Using the records provided below, locate and copy each line that contains the word "color".

═════ Data to process

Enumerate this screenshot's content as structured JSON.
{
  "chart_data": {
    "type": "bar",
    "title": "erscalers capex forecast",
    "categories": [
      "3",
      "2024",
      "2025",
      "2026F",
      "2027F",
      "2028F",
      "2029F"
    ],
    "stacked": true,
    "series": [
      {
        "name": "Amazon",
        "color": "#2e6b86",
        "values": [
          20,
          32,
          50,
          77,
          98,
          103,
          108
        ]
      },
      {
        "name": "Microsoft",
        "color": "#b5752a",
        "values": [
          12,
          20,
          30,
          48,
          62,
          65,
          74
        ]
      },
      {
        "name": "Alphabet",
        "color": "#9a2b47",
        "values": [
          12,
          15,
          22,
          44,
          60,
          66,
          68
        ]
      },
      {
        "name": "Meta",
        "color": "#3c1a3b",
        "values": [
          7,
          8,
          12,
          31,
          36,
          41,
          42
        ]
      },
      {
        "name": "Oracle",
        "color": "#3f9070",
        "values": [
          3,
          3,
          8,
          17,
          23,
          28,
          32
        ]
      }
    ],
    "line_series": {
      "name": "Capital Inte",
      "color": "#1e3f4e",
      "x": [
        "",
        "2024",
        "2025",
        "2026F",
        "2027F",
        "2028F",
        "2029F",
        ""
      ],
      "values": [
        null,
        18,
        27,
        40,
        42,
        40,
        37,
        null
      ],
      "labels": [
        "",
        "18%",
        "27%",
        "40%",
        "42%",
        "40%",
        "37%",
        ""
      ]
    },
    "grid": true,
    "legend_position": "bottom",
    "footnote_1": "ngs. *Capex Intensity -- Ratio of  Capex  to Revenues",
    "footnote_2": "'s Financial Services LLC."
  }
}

══════════

(Answer to the exercise):
        "color": "#2e6b86",
        "color": "#b5752a",
        "color": "#9a2b47",
        "color": "#3c1a3b",
        "color": "#3f9070",
      "color": "#1e3f4e",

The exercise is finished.